- _Task directions_
Omit the images, then print each record below exactly as it reads.

Stored data entries
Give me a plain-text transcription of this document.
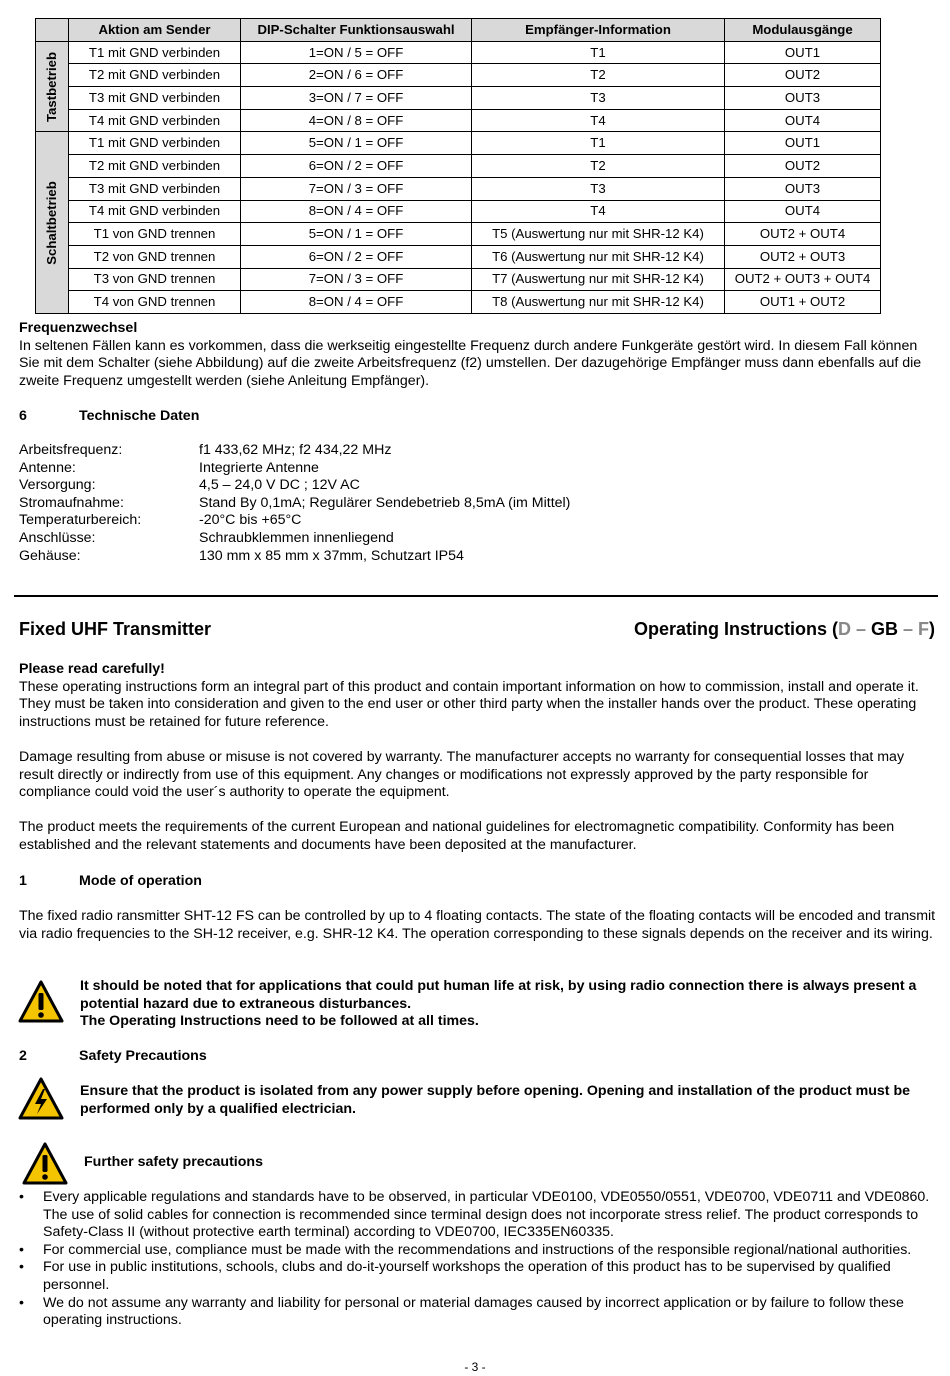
	Aktion am Sender	DIP-Schalter Funktionsauswahl	Empfänger-Information	Modulausgänge

Tastbetrieb	T1 mit GND verbinden	1=ON / 5 = OFF	T1	OUT1
	T2 mit GND verbinden	2=ON / 6 = OFF	T2	OUT2
	T3 mit GND verbinden	3=ON / 7 = OFF	T3	OUT3
	T4 mit GND verbinden	4=ON / 8 = OFF	T4	OUT4

Schaltbetrieb	T1 mit GND verbinden	5=ON / 1 = OFF	T1	OUT1
	T2 mit GND verbinden	6=ON / 2 = OFF	T2	OUT2
	T3 mit GND verbinden	7=ON / 3 = OFF	T3	OUT3
	T4 mit GND verbinden	8=ON / 4 = OFF	T4	OUT4
	T1 von GND trennen	5=ON / 1 = OFF	T5 (Auswertung nur mit SHR-12 K4)	OUT2 + OUT4
	T2 von GND trennen	6=ON / 2 = OFF	T6 (Auswertung nur mit SHR-12 K4)	OUT2 + OUT3
	T3 von GND trennen	7=ON / 3 = OFF	T7 (Auswertung nur mit SHR-12 K4)	OUT2 + OUT3 + OUT4
	T4 von GND trennen	8=ON / 4 = OFF	T8 (Auswertung nur mit SHR-12 K4)	OUT1 + OUT2
Frequenzwechsel
In seltenen Fällen kann es vorkommen, dass die werkseitig eingestellte Frequenz durch andere Funkgeräte gestört wird. In diesem Fall können Sie mit dem Schalter (siehe Abbildung) auf die zweite Arbeitsfrequenz (f2) umstellen. Der dazugehörige Empfänger muss dann ebenfalls auf die zweite Frequenz umgestellt werden (siehe Anleitung Empfänger).
6	Technische Daten
Arbeitsfrequenz:	f1 433,62 MHz; f2 434,22 MHz
Antenne:	Integrierte Antenne
Versorgung:	4,5 – 24,0 V DC ; 12V AC
Stromaufnahme:	Stand By 0,1mA; Regulärer Sendebetrieb 8,5mA (im Mittel)
Temperaturbereich:	-20°C bis +65°C
Anschlüsse:	Schraubklemmen innenliegend
Gehäuse:	130 mm x 85 mm x 37mm, Schutzart IP54
Fixed UHF Transmitter	Operating Instructions (D – GB – F)
Please read carefully!
These operating instructions form an integral part of this product and contain important information on how to commission, install and operate it. They must be taken into consideration and given to the end user or other third party when the installer hands over the product. These operating instructions must be retained for future reference.
Damage resulting from abuse or misuse is not covered by warranty. The manufacturer accepts no warranty for consequential losses that may result directly or indirectly from use of this equipment. Any changes or modifications not expressly approved by the party responsible for compliance could void the user´s authority to operate the equipment.
The product meets the requirements of the current European and national guidelines for electromagnetic compatibility. Conformity has been established and the relevant statements and documents have been deposited at the manufacturer.
1	Mode of operation
The fixed radio ransmitter SHT-12 FS can be controlled by up to 4 floating contacts. The state of the floating contacts will be encoded and transmit via radio frequencies to the SH-12 receiver, e.g. SHR-12 K4. The operation corresponding to these signals depends on the receiver and its wiring.
It should be noted that for applications that could put human life at risk, by using radio connection there is always present a potential hazard due to extraneous disturbances.
The Operating Instructions need to be followed at all times.
2	Safety Precautions
Ensure that the product is isolated from any power supply before opening. Opening and installation of the product must be performed only by a qualified electrician.
Further safety precautions
• Every applicable regulations and standards have to be observed, in particular VDE0100, VDE0550/0551, VDE0700, VDE0711 and VDE0860. The use of solid cables for connection is recommended since terminal design does not incorporate stress relief. The product corresponds to Safety-Class II (without protective earth terminal) according to VDE0700, IEC335EN60335.
• For commercial use, compliance must be made with the recommendations and instructions of the responsible regional/national authorities.
• For use in public institutions, schools, clubs and do-it-yourself workshops the operation of this product has to be supervised by qualified personnel.
• We do not assume any warranty and liability for personal or material damages caused by incorrect application or by failure to follow these operating instructions.
- 3 -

- _Exercise answer_
Give me a plain-text transcription of this document.
	Aktion am Sender	DIP-Schalter Funktionsauswahl	Empfänger-Information	Modulausgänge

Tastbetrieb	T1 mit GND verbinden	1=ON / 5 = OFF	T1	OUT1
	T2 mit GND verbinden	2=ON / 6 = OFF	T2	OUT2
	T3 mit GND verbinden	3=ON / 7 = OFF	T3	OUT3
	T4 mit GND verbinden	4=ON / 8 = OFF	T4	OUT4

Schaltbetrieb	T1 mit GND verbinden	5=ON / 1 = OFF	T1	OUT1
	T2 mit GND verbinden	6=ON / 2 = OFF	T2	OUT2
	T3 mit GND verbinden	7=ON / 3 = OFF	T3	OUT3
	T4 mit GND verbinden	8=ON / 4 = OFF	T4	OUT4
	T1 von GND trennen	5=ON / 1 = OFF	T5 (Auswertung nur mit SHR-12 K4)	OUT2 + OUT4
	T2 von GND trennen	6=ON / 2 = OFF	T6 (Auswertung nur mit SHR-12 K4)	OUT2 + OUT3
	T3 von GND trennen	7=ON / 3 = OFF	T7 (Auswertung nur mit SHR-12 K4)	OUT2 + OUT3 + OUT4
	T4 von GND trennen	8=ON / 4 = OFF	T8 (Auswertung nur mit SHR-12 K4)	OUT1 + OUT2
Frequenzwechsel
In seltenen Fällen kann es vorkommen, dass die werkseitig eingestellte Frequenz durch andere Funkgeräte gestört wird. In diesem Fall können Sie mit dem Schalter (siehe Abbildung) auf die zweite Arbeitsfrequenz (f2) umstellen. Der dazugehörige Empfänger muss dann ebenfalls auf die zweite Frequenz umgestellt werden (siehe Anleitung Empfänger).
6	Technische Daten
Arbeitsfrequenz:	f1 433,62 MHz; f2 434,22 MHz
Antenne:	Integrierte Antenne
Versorgung:	4,5 – 24,0 V DC ; 12V AC
Stromaufnahme:	Stand By 0,1mA; Regulärer Sendebetrieb 8,5mA (im Mittel)
Temperaturbereich:	-20°C bis +65°C
Anschlüsse:	Schraubklemmen innenliegend
Gehäuse:	130 mm x 85 mm x 37mm, Schutzart IP54
Fixed UHF Transmitter	Operating Instructions (D – GB – F)
Please read carefully!
These operating instructions form an integral part of this product and contain important information on how to commission, install and operate it. They must be taken into consideration and given to the end user or other third party when the installer hands over the product. These operating instructions must be retained for future reference.
Damage resulting from abuse or misuse is not covered by warranty. The manufacturer accepts no warranty for consequential losses that may result directly or indirectly from use of this equipment. Any changes or modifications not expressly approved by the party responsible for compliance could void the user´s authority to operate the equipment.
The product meets the requirements of the current European and national guidelines for electromagnetic compatibility. Conformity has been established and the relevant statements and documents have been deposited at the manufacturer.
1	Mode of operation
The fixed radio ransmitter SHT-12 FS can be controlled by up to 4 floating contacts. The state of the floating contacts will be encoded and transmit via radio frequencies to the SH-12 receiver, e.g. SHR-12 K4. The operation corresponding to these signals depends on the receiver and its wiring.
It should be noted that for applications that could put human life at risk, by using radio connection there is always present a potential hazard due to extraneous disturbances.
The Operating Instructions need to be followed at all times.
2	Safety Precautions
Ensure that the product is isolated from any power supply before opening. Opening and installation of the product must be performed only by a qualified electrician.
Further safety precautions
• Every applicable regulations and standards have to be observed, in particular VDE0100, VDE0550/0551, VDE0700, VDE0711 and VDE0860. The use of solid cables for connection is recommended since terminal design does not incorporate stress relief. The product corresponds to Safety-Class II (without protective earth terminal) according to VDE0700, IEC335EN60335.
• For commercial use, compliance must be made with the recommendations and instructions of the responsible regional/national authorities.
• For use in public institutions, schools, clubs and do-it-yourself workshops the operation of this product has to be supervised by qualified personnel.
• We do not assume any warranty and liability for personal or material damages caused by incorrect application or by failure to follow these operating instructions.
- 3 -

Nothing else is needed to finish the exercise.